## [SHORT PROBLEM]
Transcribe all the entries word for word, omitting any pictures they contain.

## [EXTRACTED MATERIAL]
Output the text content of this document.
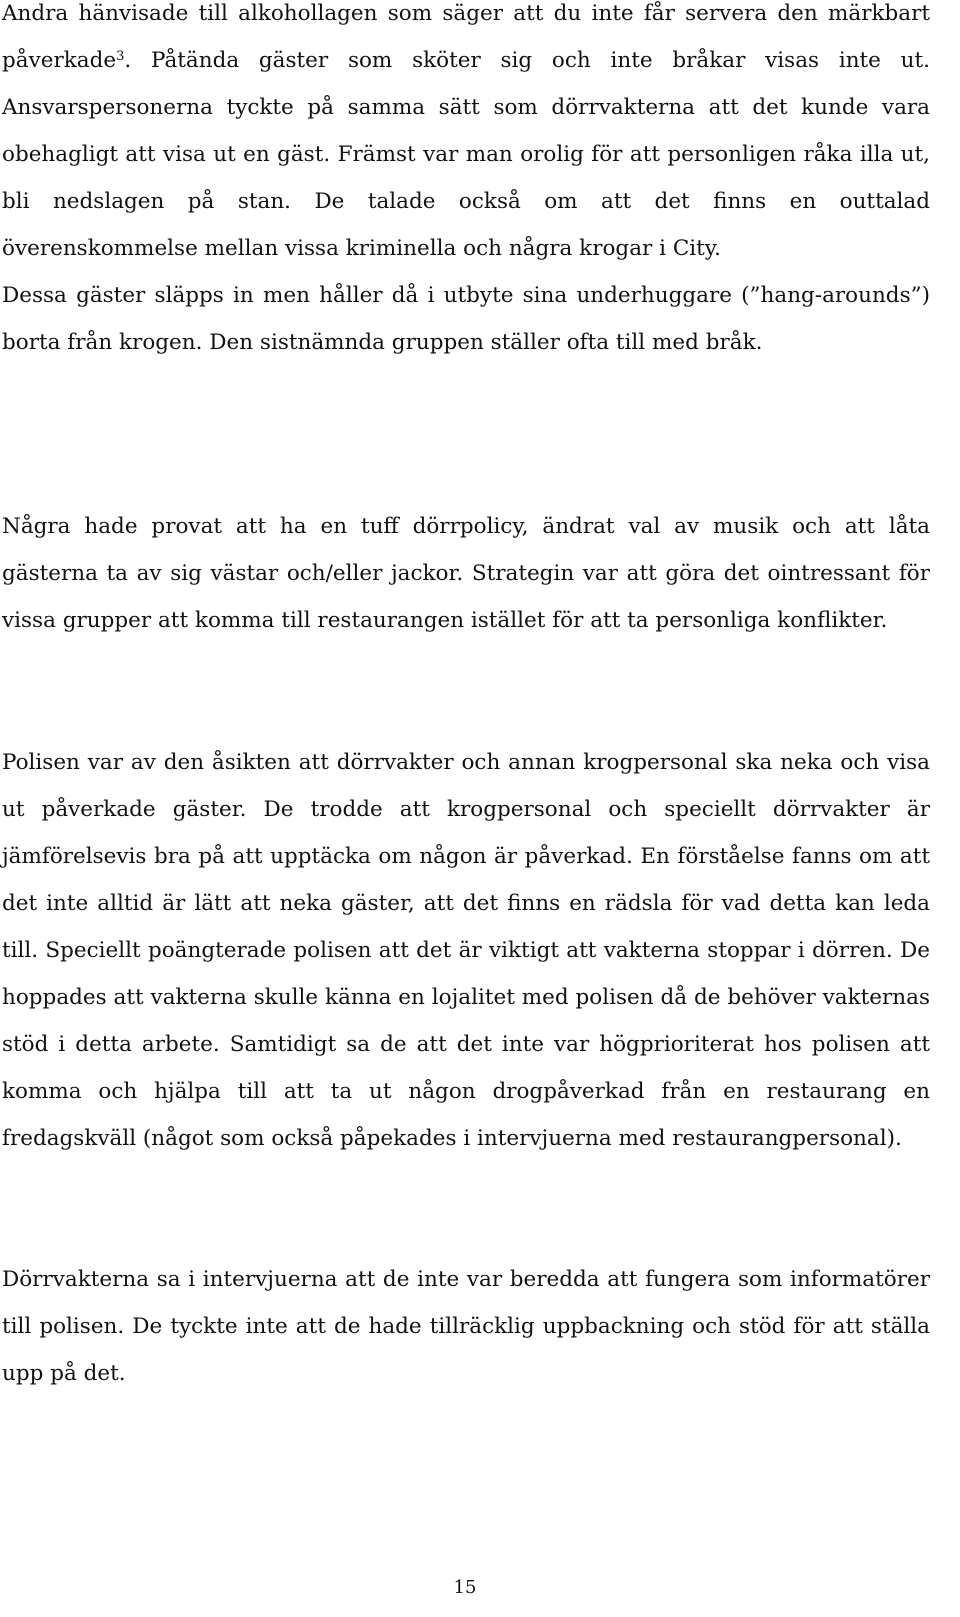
Andra hänvisade till alkohollagen som säger att du inte får servera den märkbart påverkade$^3$. Påtända gäster som sköter sig och inte bråkar visas inte ut. Ansvarspersonerna tyckte på samma sätt som dörrvakterna att det kunde vara obehagligt att visa ut en gäst. Främst var man orolig för att personligen råka illa ut, bli nedslagen på stan. De talade också om att det finns en outtalad överenskommelse mellan vissa kriminella och några krogar i City.
Dessa gäster släpps in men håller då i utbyte sina underhuggare (”hang-arounds”) borta från krogen. Den sistnämnda gruppen ställer ofta till med bråk.

Några hade provat att ha en tuff dörrpolicy, ändrat val av musik och att låta gästerna ta av sig västar och/eller jackor. Strategin var att göra det ointressant för vissa grupper att komma till restaurangen istället för att ta personliga konflikter.

Polisen var av den åsikten att dörrvakter och annan krogpersonal ska neka och visa ut påverkade gäster. De trodde att krogpersonal och speciellt dörrvakter är jämförelsevis bra på att upptäcka om någon är påverkad. En förståelse fanns om att det inte alltid är lätt att neka gäster, att det finns en rädsla för vad detta kan leda till. Speciellt poängterade polisen att det är viktigt att vakterna stoppar i dörren. De hoppades att vakterna skulle känna en lojalitet med polisen då de behöver vakternas stöd i detta arbete. Samtidigt sa de att det inte var högprioriterat hos polisen att komma och hjälpa till att ta ut någon drogpåverkad från en restaurang en fredagskväll (något som också påpekades i intervjuerna med restaurangpersonal).

Dörrvakterna sa i intervjuerna att de inte var beredda att fungera som informatörer till polisen. De tyckte inte att de hade tillräcklig uppbackning och stöd för att ställa upp på det.

15
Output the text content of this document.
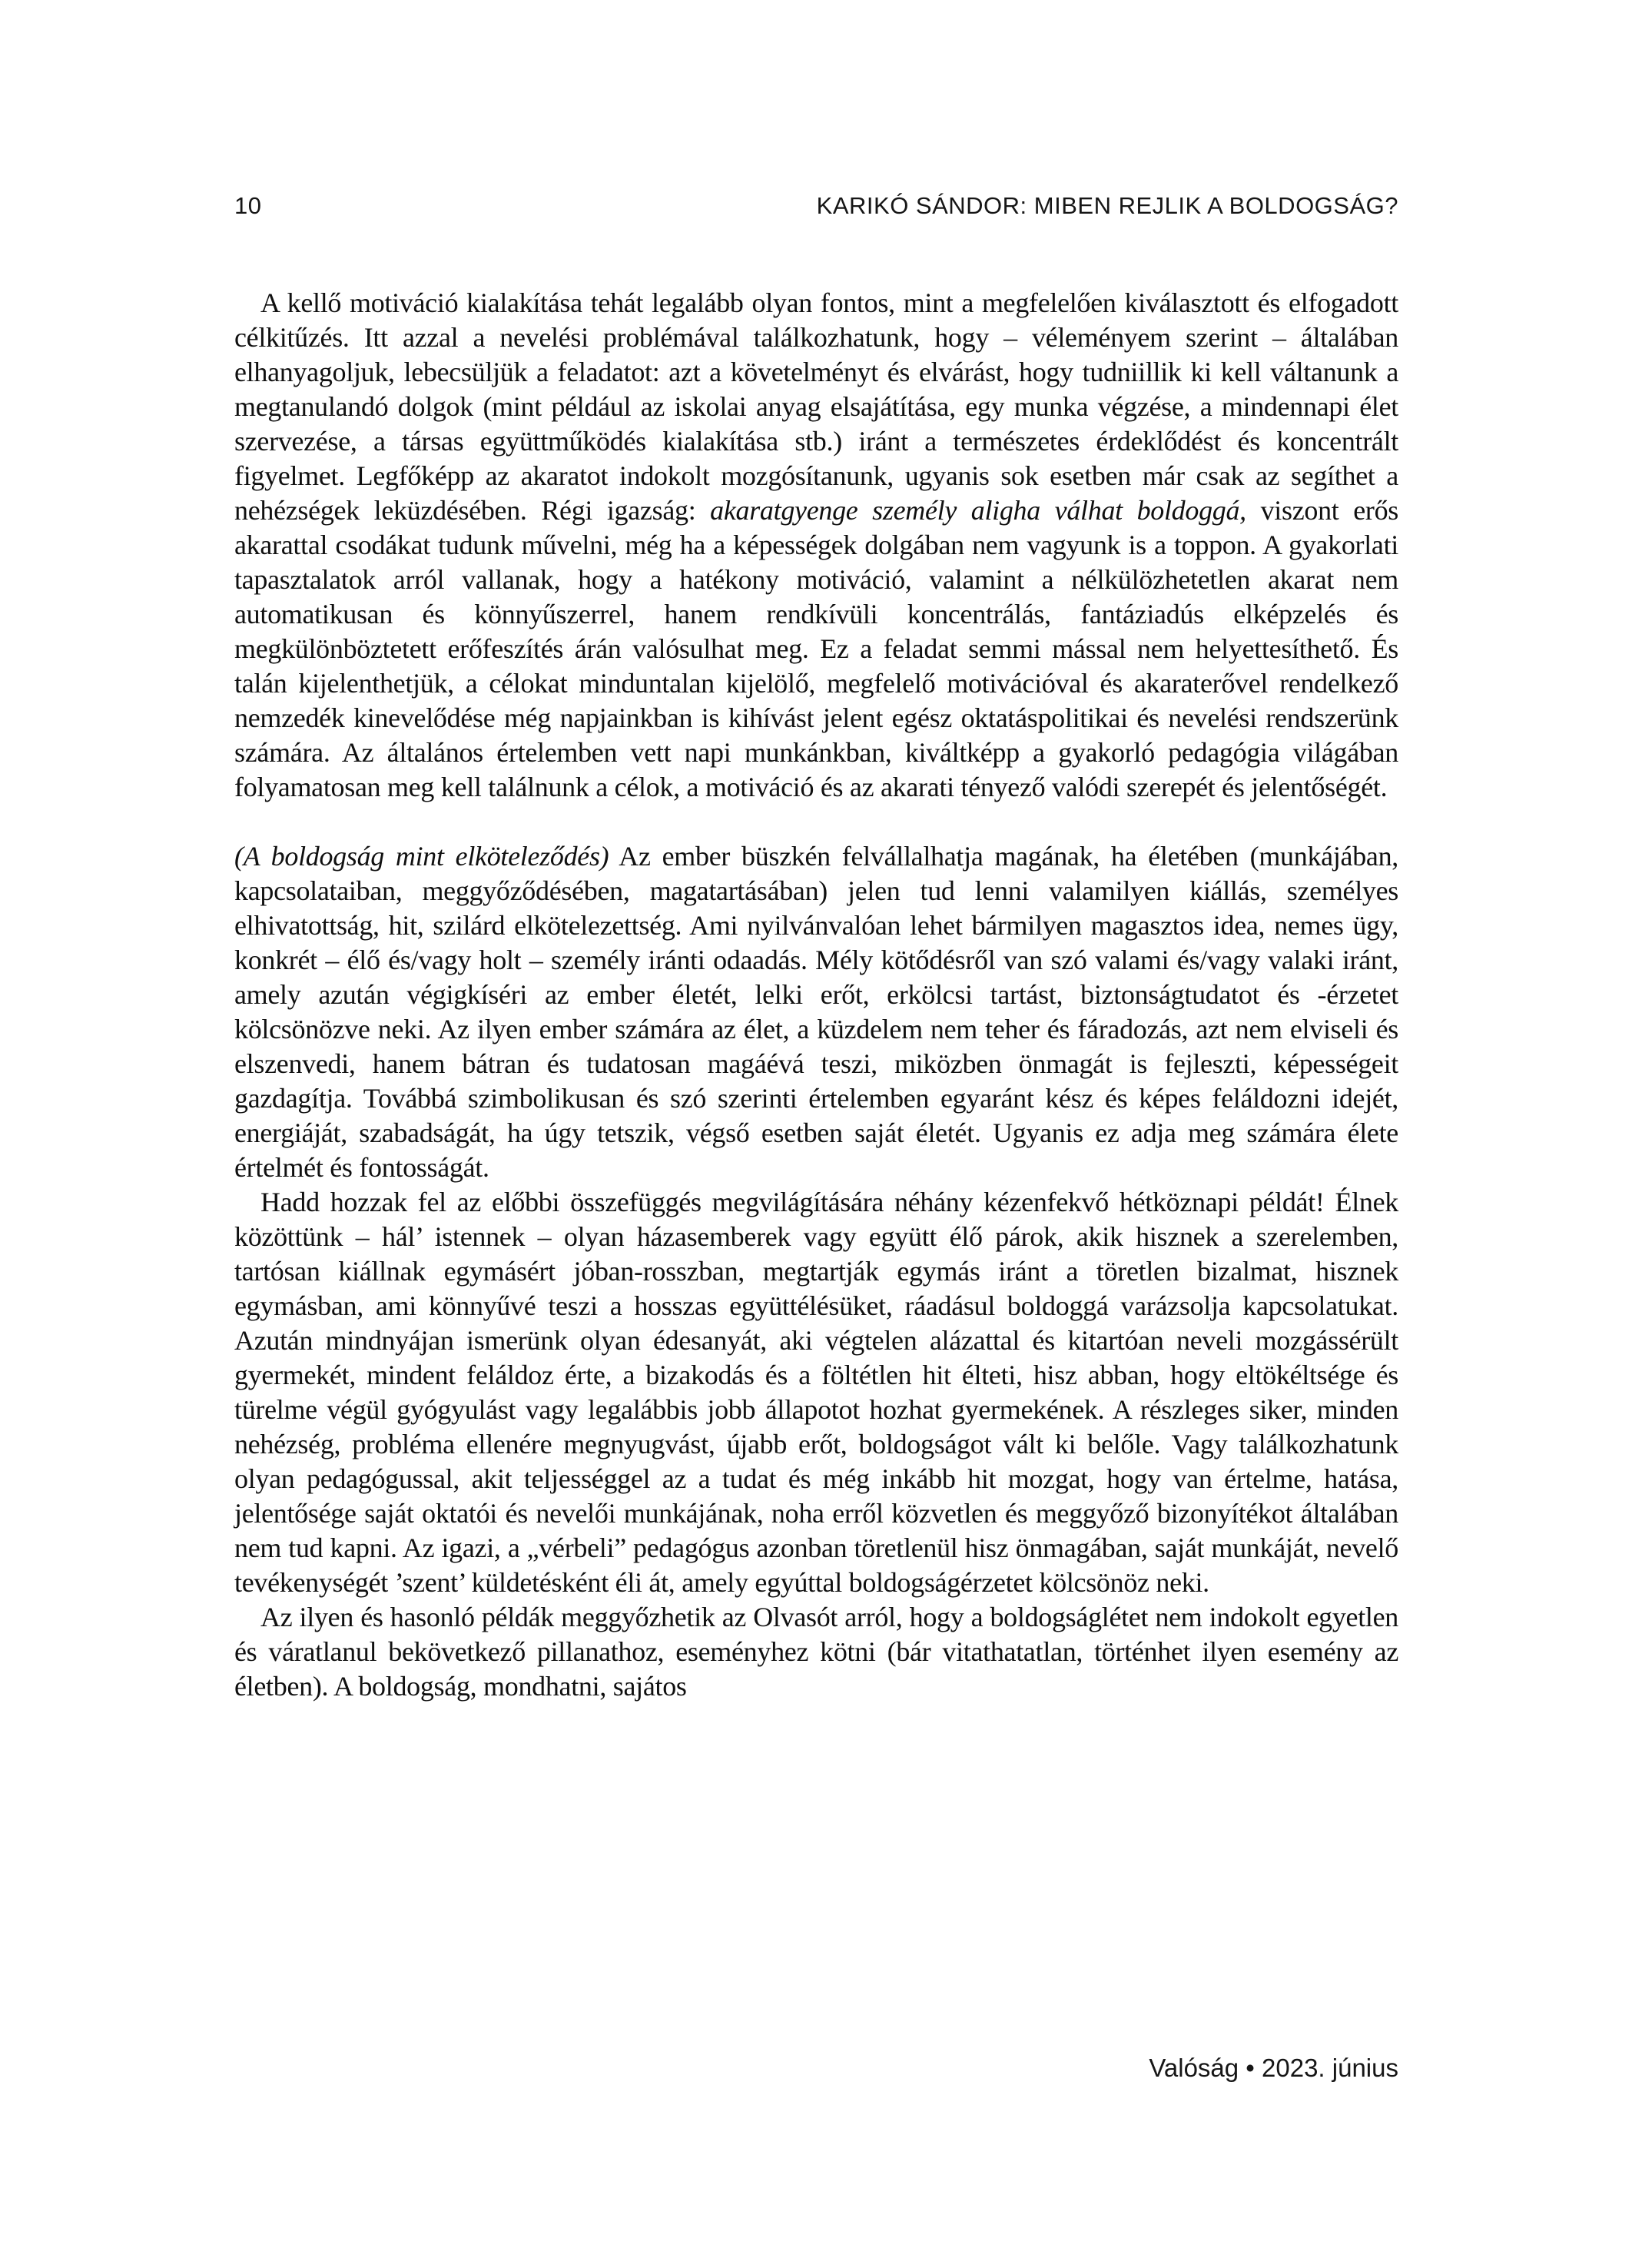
10	KARIKÓ SÁNDOR: MIBEN REJLIK A BOLDOGSÁG?

A kellő motiváció kialakítása tehát legalább olyan fontos, mint a megfelelően kiválasztott és elfogadott célkitűzés. Itt azzal a nevelési problémával találkozhatunk, hogy – véleményem szerint – általában elhanyagoljuk, lebecsüljük a feladatot: azt a követelményt és elvárást, hogy tudniillik ki kell váltanunk a megtanulandó dolgok (mint például az iskolai anyag elsajátítása, egy munka végzése, a mindennapi élet szervezése, a társas együttműködés kialakítása stb.) iránt a természetes érdeklődést és koncentrált figyelmet. Legfőképp az akaratot indokolt mozgósítanunk, ugyanis sok esetben már csak az segíthet a nehézségek leküzdésében. Régi igazság: akaratgyenge személy aligha válhat boldoggá, viszont erős akarattal csodákat tudunk művelni, még ha a képességek dolgában nem vagyunk is a toppon. A gyakorlati tapasztalatok arról vallanak, hogy a hatékony motiváció, valamint a nélkülözhetetlen akarat nem automatikusan és könnyűszerrel, hanem rendkívüli koncentrálás, fantáziadús elképzelés és megkülönböztetett erőfeszítés árán valósulhat meg. Ez a feladat semmi mással nem helyettesíthető. És talán kijelenthetjük, a célokat minduntalan kijelölő, megfelelő motivációval és akaraterővel rendelkező nemzedék kinevelődése még napjainkban is kihívást jelent egész oktatáspolitikai és nevelési rendszerünk számára. Az általános értelemben vett napi munkánkban, kiváltképp a gyakorló pedagógia világában folyamatosan meg kell találnunk a célok, a motiváció és az akarati tényező valódi szerepét és jelentőségét.

(A boldogság mint elköteleződés) Az ember büszkén felvállalhatja magának, ha életében (munkájában, kapcsolataiban, meggyőződésében, magatartásában) jelen tud lenni valamilyen kiállás, személyes elhivatottság, hit, szilárd elkötelezettség. Ami nyilvánvalóan lehet bármilyen magasztos idea, nemes ügy, konkrét – élő és/vagy holt – személy iránti odaadás. Mély kötődésről van szó valami és/vagy valaki iránt, amely azután végigkíséri az ember életét, lelki erőt, erkölcsi tartást, biztonságtudatot és -érzetet kölcsönözve neki. Az ilyen ember számára az élet, a küzdelem nem teher és fáradozás, azt nem elviseli és elszenvedi, hanem bátran és tudatosan magáévá teszi, miközben önmagát is fejleszti, képességeit gazdagítja. Továbbá szimbolikusan és szó szerinti értelemben egyaránt kész és képes feláldozni idejét, energiáját, szabadságát, ha úgy tetszik, végső esetben saját életét. Ugyanis ez adja meg számára élete értelmét és fontosságát.

Hadd hozzak fel az előbbi összefüggés megvilágítására néhány kézenfekvő hétköznapi példát! Élnek közöttünk – hál’ istennek – olyan házasemberek vagy együtt élő párok, akik hisznek a szerelemben, tartósan kiállnak egymásért jóban-rosszban, megtartják egymás iránt a töretlen bizalmat, hisznek egymásban, ami könnyűvé teszi a hosszas együttélésüket, ráadásul boldoggá varázsolja kapcsolatukat. Azután mindnyájan ismerünk olyan édesanyát, aki végtelen alázattal és kitartóan neveli mozgássérült gyermekét, mindent feláldoz érte, a bizakodás és a föltétlen hit élteti, hisz abban, hogy eltökéltsége és türelme végül gyógyulást vagy legalábbis jobb állapotot hozhat gyermekének. A részleges siker, minden nehézség, probléma ellenére megnyugvást, újabb erőt, boldogságot vált ki belőle. Vagy találkozhatunk olyan pedagógussal, akit teljességgel az a tudat és még inkább hit mozgat, hogy van értelme, hatása, jelentősége saját oktatói és nevelői munkájának, noha erről közvetlen és meggyőző bizonyítékot általában nem tud kapni. Az igazi, a „vérbeli” pedagógus azonban töretlenül hisz önmagában, saját munkáját, nevelő tevékenységét ’szent’ küldetésként éli át, amely egyúttal boldogságérzetet kölcsönöz neki.

Az ilyen és hasonló példák meggyőzhetik az Olvasót arról, hogy a boldogságlétet nem indokolt egyetlen és váratlanul bekövetkező pillanathoz, eseményhez kötni (bár vitathatatlan, történhet ilyen esemény az életben). A boldogság, mondhatni, sajátos

Valóság • 2023. június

## [CORRECT OUTPUT]
Output the text content of this document.
Andra hänvisade till alkohollagen som säger att du inte får servera den märkbart påverkade$^3$. Påtända gäster som sköter sig och inte bråkar visas inte ut. Ansvarspersonerna tyckte på samma sätt som dörrvakterna att det kunde vara obehagligt att visa ut en gäst. Främst var man orolig för att personligen råka illa ut, bli nedslagen på stan. De talade också om att det finns en outtalad överenskommelse mellan vissa kriminella och några krogar i City.
Dessa gäster släpps in men håller då i utbyte sina underhuggare (”hang-arounds”) borta från krogen. Den sistnämnda gruppen ställer ofta till med bråk.

Några hade provat att ha en tuff dörrpolicy, ändrat val av musik och att låta gästerna ta av sig västar och/eller jackor. Strategin var att göra det ointressant för vissa grupper att komma till restaurangen istället för att ta personliga konflikter.

Polisen var av den åsikten att dörrvakter och annan krogpersonal ska neka och visa ut påverkade gäster. De trodde att krogpersonal och speciellt dörrvakter är jämförelsevis bra på att upptäcka om någon är påverkad. En förståelse fanns om att det inte alltid är lätt att neka gäster, att det finns en rädsla för vad detta kan leda till. Speciellt poängterade polisen att det är viktigt att vakterna stoppar i dörren. De hoppades att vakterna skulle känna en lojalitet med polisen då de behöver vakternas stöd i detta arbete. Samtidigt sa de att det inte var högprioriterat hos polisen att komma och hjälpa till att ta ut någon drogpåverkad från en restaurang en fredagskväll (något som också påpekades i intervjuerna med restaurangpersonal).

Dörrvakterna sa i intervjuerna att de inte var beredda att fungera som informatörer till polisen. De tyckte inte att de hade tillräcklig uppbackning och stöd för att ställa upp på det.

15
Output the text content of this document.
10	KARIKÓ SÁNDOR: MIBEN REJLIK A BOLDOGSÁG?

A kellő motiváció kialakítása tehát legalább olyan fontos, mint a megfelelően kiválasztott és elfogadott célkitűzés. Itt azzal a nevelési problémával találkozhatunk, hogy – véleményem szerint – általában elhanyagoljuk, lebecsüljük a feladatot: azt a követelményt és elvárást, hogy tudniillik ki kell váltanunk a megtanulandó dolgok (mint például az iskolai anyag elsajátítása, egy munka végzése, a mindennapi élet szervezése, a társas együttműködés kialakítása stb.) iránt a természetes érdeklődést és koncentrált figyelmet. Legfőképp az akaratot indokolt mozgósítanunk, ugyanis sok esetben már csak az segíthet a nehézségek leküzdésében. Régi igazság: akaratgyenge személy aligha válhat boldoggá, viszont erős akarattal csodákat tudunk művelni, még ha a képességek dolgában nem vagyunk is a toppon. A gyakorlati tapasztalatok arról vallanak, hogy a hatékony motiváció, valamint a nélkülözhetetlen akarat nem automatikusan és könnyűszerrel, hanem rendkívüli koncentrálás, fantáziadús elképzelés és megkülönböztetett erőfeszítés árán valósulhat meg. Ez a feladat semmi mással nem helyettesíthető. És talán kijelenthetjük, a célokat minduntalan kijelölő, megfelelő motivációval és akaraterővel rendelkező nemzedék kinevelődése még napjainkban is kihívást jelent egész oktatáspolitikai és nevelési rendszerünk számára. Az általános értelemben vett napi munkánkban, kiváltképp a gyakorló pedagógia világában folyamatosan meg kell találnunk a célok, a motiváció és az akarati tényező valódi szerepét és jelentőségét.

(A boldogság mint elköteleződés) Az ember büszkén felvállalhatja magának, ha életében (munkájában, kapcsolataiban, meggyőződésében, magatartásában) jelen tud lenni valamilyen kiállás, személyes elhivatottság, hit, szilárd elkötelezettség. Ami nyilvánvalóan lehet bármilyen magasztos idea, nemes ügy, konkrét – élő és/vagy holt – személy iránti odaadás. Mély kötődésről van szó valami és/vagy valaki iránt, amely azután végigkíséri az ember életét, lelki erőt, erkölcsi tartást, biztonságtudatot és -érzetet kölcsönözve neki. Az ilyen ember számára az élet, a küzdelem nem teher és fáradozás, azt nem elviseli és elszenvedi, hanem bátran és tudatosan magáévá teszi, miközben önmagát is fejleszti, képességeit gazdagítja. Továbbá szimbolikusan és szó szerinti értelemben egyaránt kész és képes feláldozni idejét, energiáját, szabadságát, ha úgy tetszik, végső esetben saját életét. Ugyanis ez adja meg számára élete értelmét és fontosságát.

Hadd hozzak fel az előbbi összefüggés megvilágítására néhány kézenfekvő hétköznapi példát! Élnek közöttünk – hál’ istennek – olyan házasemberek vagy együtt élő párok, akik hisznek a szerelemben, tartósan kiállnak egymásért jóban-rosszban, megtartják egymás iránt a töretlen bizalmat, hisznek egymásban, ami könnyűvé teszi a hosszas együttélésüket, ráadásul boldoggá varázsolja kapcsolatukat. Azután mindnyájan ismerünk olyan édesanyát, aki végtelen alázattal és kitartóan neveli mozgássérült gyermekét, mindent feláldoz érte, a bizakodás és a föltétlen hit élteti, hisz abban, hogy eltökéltsége és türelme végül gyógyulást vagy legalábbis jobb állapotot hozhat gyermekének. A részleges siker, minden nehézség, probléma ellenére megnyugvást, újabb erőt, boldogságot vált ki belőle. Vagy találkozhatunk olyan pedagógussal, akit teljességgel az a tudat és még inkább hit mozgat, hogy van értelme, hatása, jelentősége saját oktatói és nevelői munkájának, noha erről közvetlen és meggyőző bizonyítékot általában nem tud kapni. Az igazi, a „vérbeli” pedagógus azonban töretlenül hisz önmagában, saját munkáját, nevelő tevékenységét ’szent’ küldetésként éli át, amely egyúttal boldogságérzetet kölcsönöz neki.

Az ilyen és hasonló példák meggyőzhetik az Olvasót arról, hogy a boldogságlétet nem indokolt egyetlen és váratlanul bekövetkező pillanathoz, eseményhez kötni (bár vitathatatlan, történhet ilyen esemény az életben). A boldogság, mondhatni, sajátos

Valóság • 2023. június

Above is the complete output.